- [Problem description] All of the lines below are to be transcribed faithfully, with pictures excluded from the copy.

- [Supplied records]
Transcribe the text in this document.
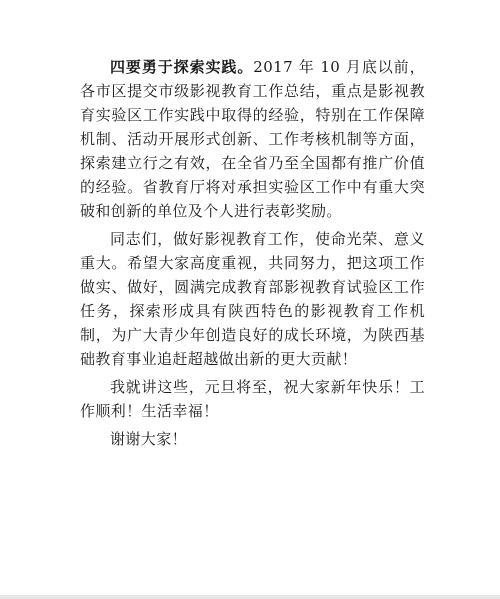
四要勇于探索实践。2017 年 10 月底以前，各市区提交市级影视教育工作总结，重点是影视教育实验区工作实践中取得的经验，特别在工作保障机制、活动开展形式创新、工作考核机制等方面，探索建立行之有效，在全省乃至全国都有推广价值的经验。省教育厅将对承担实验区工作中有重大突破和创新的单位及个人进行表彰奖励。

同志们，做好影视教育工作，使命光荣、意义重大。希望大家高度重视，共同努力，把这项工作做实、做好，圆满完成教育部影视教育试验区工作任务，探索形成具有陕西特色的影视教育工作机制，为广大青少年创造良好的成长环境，为陕西基础教育事业追赶超越做出新的更大贡献！

我就讲这些，元旦将至，祝大家新年快乐！工作顺利！生活幸福！

谢谢大家！
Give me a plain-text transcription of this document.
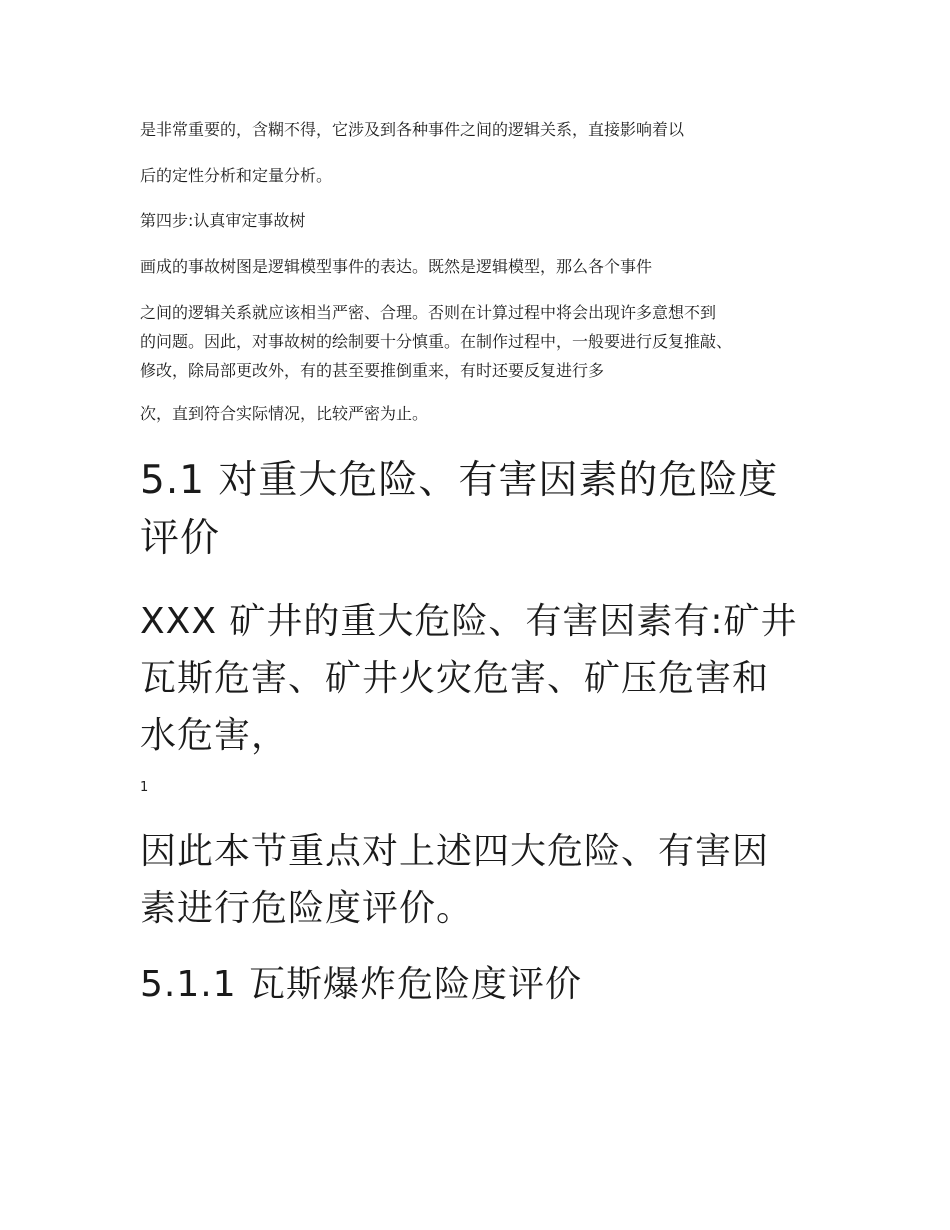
是非常重要的，含糊不得，它涉及到各种事件之间的逻辑关系，直接影响着以

后的定性分析和定量分析。

第四步:认真审定事故树

画成的事故树图是逻辑模型事件的表达。既然是逻辑模型，那么各个事件

之间的逻辑关系就应该相当严密、合理。否则在计算过程中将会出现许多意想不到
的问题。因此，对事故树的绘制要十分慎重。在制作过程中，一般要进行反复推敲、
修改，除局部更改外，有的甚至要推倒重来，有时还要反复进行多

次，直到符合实际情况，比较严密为止。

5.1 对重大危险、有害因素的危险度
评价
XXX 矿井的重大危险、有害因素有:矿井
瓦斯危害、矿井火灾危害、矿压危害和
水危害，
1
因此本节重点对上述四大危险、有害因
素进行危险度评价。
5.1.1 瓦斯爆炸危险度评价
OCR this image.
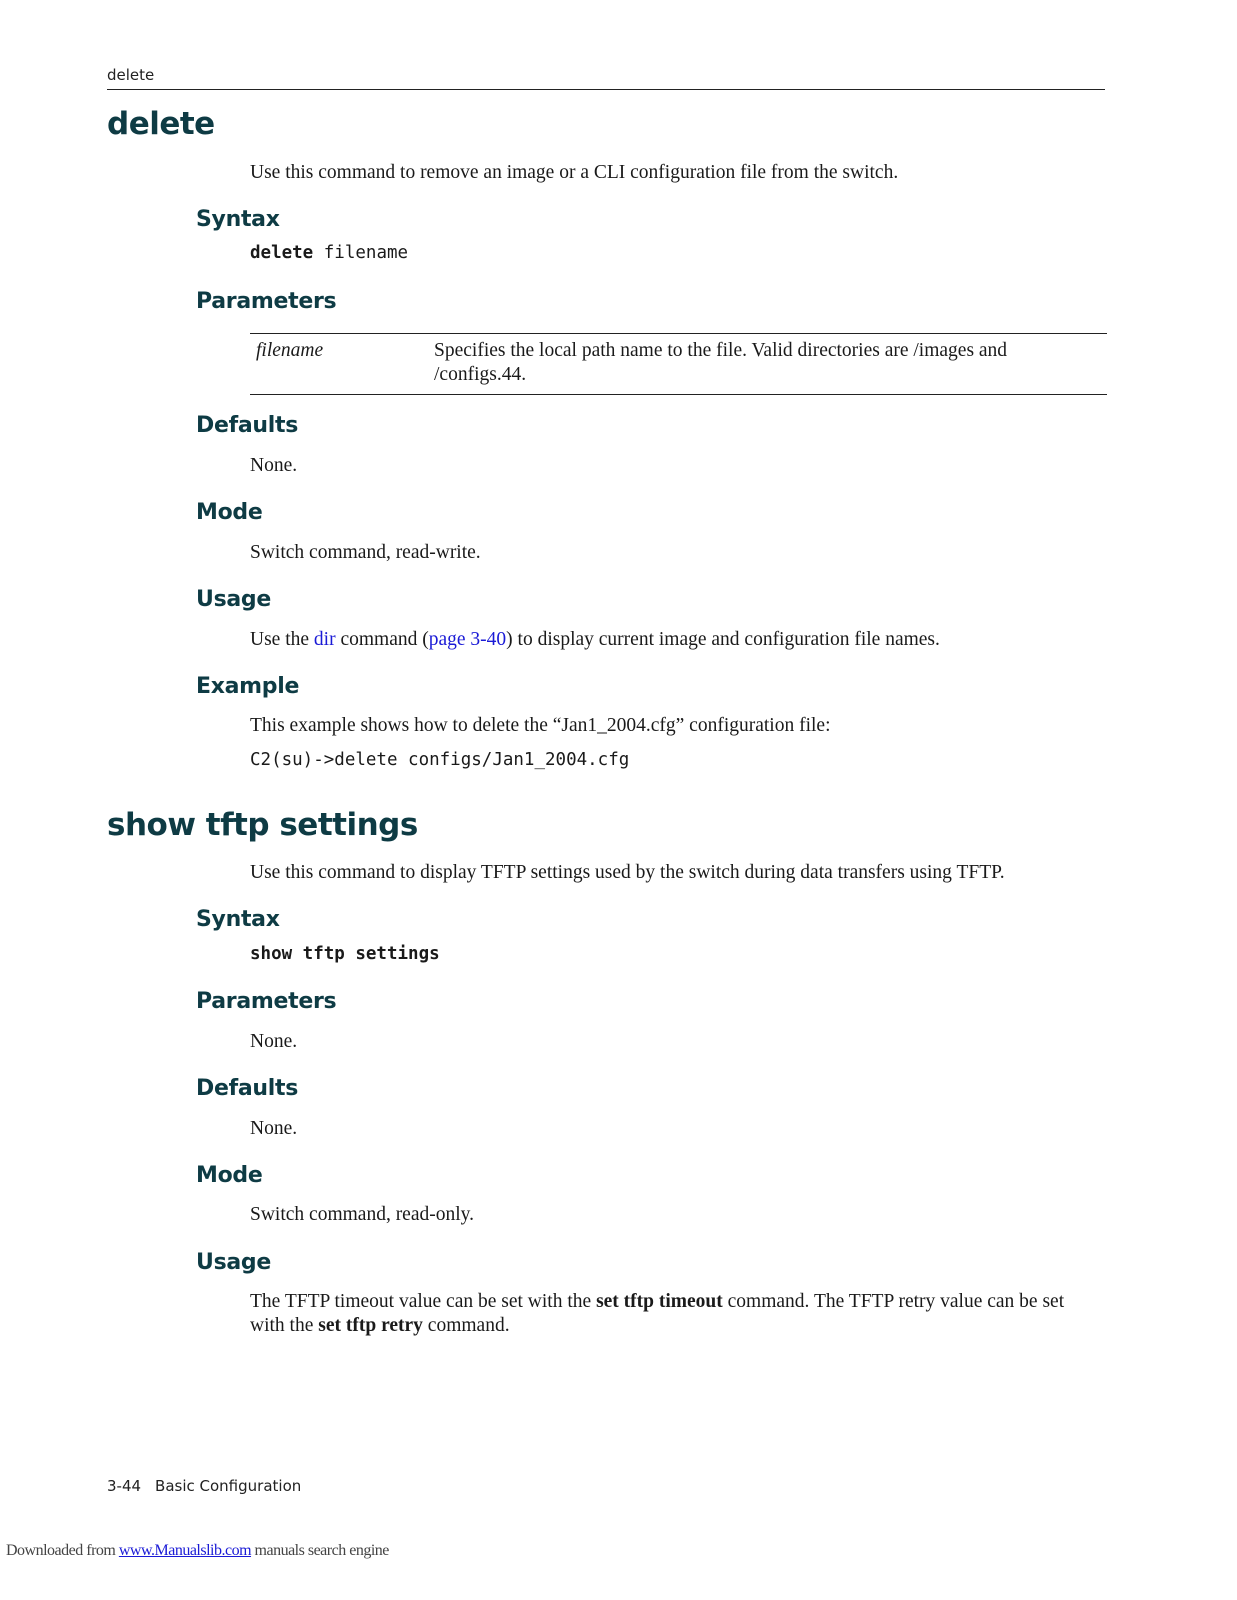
delete
delete

Use this command to remove an image or a CLI configuration file from the switch.

Syntax

delete filename

Parameters
filename	Specifies the local path name to the file. Valid directories are /images and /configs.44.
Defaults

None.

Mode

Switch command, read-write.

Usage

Use the dir command (page 3-40) to display current image and configuration file names.

Example

This example shows how to delete the “Jan1_2004.cfg” configuration file:

C2(su)->delete configs/Jan1_2004.cfg

show tftp settings

Use this command to display TFTP settings used by the switch during data transfers using TFTP.

Syntax

show tftp settings

Parameters

None.

Defaults

None.

Mode

Switch command, read-only.

Usage

The TFTP timeout value can be set with the set tftp timeout command. The TFTP retry value can be set with the set tftp retry command.

3-44 Basic Configuration
Downloaded from www.Manualslib.com manuals search engine
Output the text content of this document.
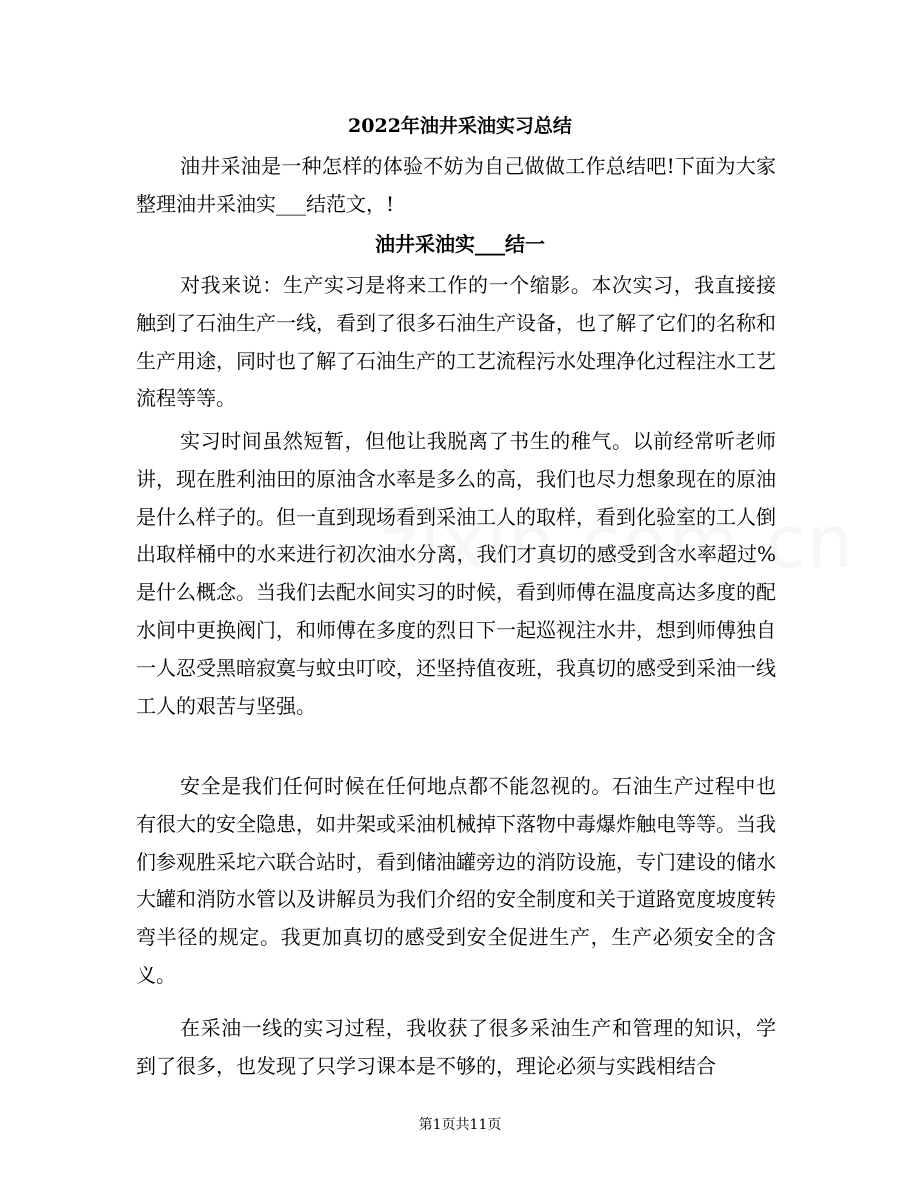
2022年油井采油实习总结

油井采油是一种怎样的体验不妨为自己做做工作总结吧!下面为大家整理油井采油实___结范文，!

油井采油实___结一

对我来说：生产实习是将来工作的一个缩影。本次实习，我直接接触到了石油生产一线，看到了很多石油生产设备，也了解了它们的名称和生产用途，同时也了解了石油生产的工艺流程污水处理净化过程注水工艺流程等等。

实习时间虽然短暂，但他让我脱离了书生的稚气。以前经常听老师讲，现在胜利油田的原油含水率是多么的高，我们也尽力想象现在的原油是什么样子的。但一直到现场看到采油工人的取样，看到化验室的工人倒出取样桶中的水来进行初次油水分离，我们才真切的感受到含水率超过%是什么概念。当我们去配水间实习的时候，看到师傅在温度高达多度的配水间中更换阀门，和师傅在多度的烈日下一起巡视注水井，想到师傅独自一人忍受黑暗寂寞与蚊虫叮咬，还坚持值夜班，我真切的感受到采油一线工人的艰苦与坚强。

安全是我们任何时候在任何地点都不能忽视的。石油生产过程中也有很大的安全隐患，如井架或采油机械掉下落物中毒爆炸触电等等。当我们参观胜采坨六联合站时，看到储油罐旁边的消防设施，专门建设的储水大罐和消防水管以及讲解员为我们介绍的安全制度和关于道路宽度坡度转弯半径的规定。我更加真切的感受到安全促进生产，生产必须安全的含义。

在采油一线的实习过程，我收获了很多采油生产和管理的知识，学到了很多，也发现了只学习课本是不够的，理论必须与实践相结合

第1页共11页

- [Exercise result]
Transcribe the text in this document.
四要勇于探索实践。2017 年 10 月底以前，各市区提交市级影视教育工作总结，重点是影视教育实验区工作实践中取得的经验，特别在工作保障机制、活动开展形式创新、工作考核机制等方面，探索建立行之有效，在全省乃至全国都有推广价值的经验。省教育厅将对承担实验区工作中有重大突破和创新的单位及个人进行表彰奖励。

同志们，做好影视教育工作，使命光荣、意义重大。希望大家高度重视，共同努力，把这项工作做实、做好，圆满完成教育部影视教育试验区工作任务，探索形成具有陕西特色的影视教育工作机制，为广大青少年创造良好的成长环境，为陕西基础教育事业追赶超越做出新的更大贡献！

我就讲这些，元旦将至，祝大家新年快乐！工作顺利！生活幸福！

谢谢大家！
Give me a plain-text transcription of this document.
是非常重要的，含糊不得，它涉及到各种事件之间的逻辑关系，直接影响着以

后的定性分析和定量分析。

第四步:认真审定事故树

画成的事故树图是逻辑模型事件的表达。既然是逻辑模型，那么各个事件

之间的逻辑关系就应该相当严密、合理。否则在计算过程中将会出现许多意想不到
的问题。因此，对事故树的绘制要十分慎重。在制作过程中，一般要进行反复推敲、
修改，除局部更改外，有的甚至要推倒重来，有时还要反复进行多

次，直到符合实际情况，比较严密为止。

5.1 对重大危险、有害因素的危险度
评价
XXX 矿井的重大危险、有害因素有:矿井
瓦斯危害、矿井火灾危害、矿压危害和
水危害，
1
因此本节重点对上述四大危险、有害因
素进行危险度评价。
5.1.1 瓦斯爆炸危险度评价
OCR this image.
delete
delete

Use this command to remove an image or a CLI configuration file from the switch.

Syntax

delete filename

Parameters
filename	Specifies the local path name to the file. Valid directories are /images and /configs.44.
Defaults

None.

Mode

Switch command, read-write.

Usage

Use the dir command (page 3-40) to display current image and configuration file names.

Example

This example shows how to delete the “Jan1_2004.cfg” configuration file:

C2(su)->delete configs/Jan1_2004.cfg

show tftp settings

Use this command to display TFTP settings used by the switch during data transfers using TFTP.

Syntax

show tftp settings

Parameters

None.

Defaults

None.

Mode

Switch command, read-only.

Usage

The TFTP timeout value can be set with the set tftp timeout command. The TFTP retry value can be set with the set tftp retry command.

3-44 Basic Configuration
Downloaded from www.Manualslib.com manuals search engine
Output the text content of this document.
2022年油井采油实习总结

油井采油是一种怎样的体验不妨为自己做做工作总结吧!下面为大家整理油井采油实___结范文，!

油井采油实___结一

对我来说：生产实习是将来工作的一个缩影。本次实习，我直接接触到了石油生产一线，看到了很多石油生产设备，也了解了它们的名称和生产用途，同时也了解了石油生产的工艺流程污水处理净化过程注水工艺流程等等。

实习时间虽然短暂，但他让我脱离了书生的稚气。以前经常听老师讲，现在胜利油田的原油含水率是多么的高，我们也尽力想象现在的原油是什么样子的。但一直到现场看到采油工人的取样，看到化验室的工人倒出取样桶中的水来进行初次油水分离，我们才真切的感受到含水率超过%是什么概念。当我们去配水间实习的时候，看到师傅在温度高达多度的配水间中更换阀门，和师傅在多度的烈日下一起巡视注水井，想到师傅独自一人忍受黑暗寂寞与蚊虫叮咬，还坚持值夜班，我真切的感受到采油一线工人的艰苦与坚强。

安全是我们任何时候在任何地点都不能忽视的。石油生产过程中也有很大的安全隐患，如井架或采油机械掉下落物中毒爆炸触电等等。当我们参观胜采坨六联合站时，看到储油罐旁边的消防设施，专门建设的储水大罐和消防水管以及讲解员为我们介绍的安全制度和关于道路宽度坡度转弯半径的规定。我更加真切的感受到安全促进生产，生产必须安全的含义。

在采油一线的实习过程，我收获了很多采油生产和管理的知识，学到了很多，也发现了只学习课本是不够的，理论必须与实践相结合

第1页共11页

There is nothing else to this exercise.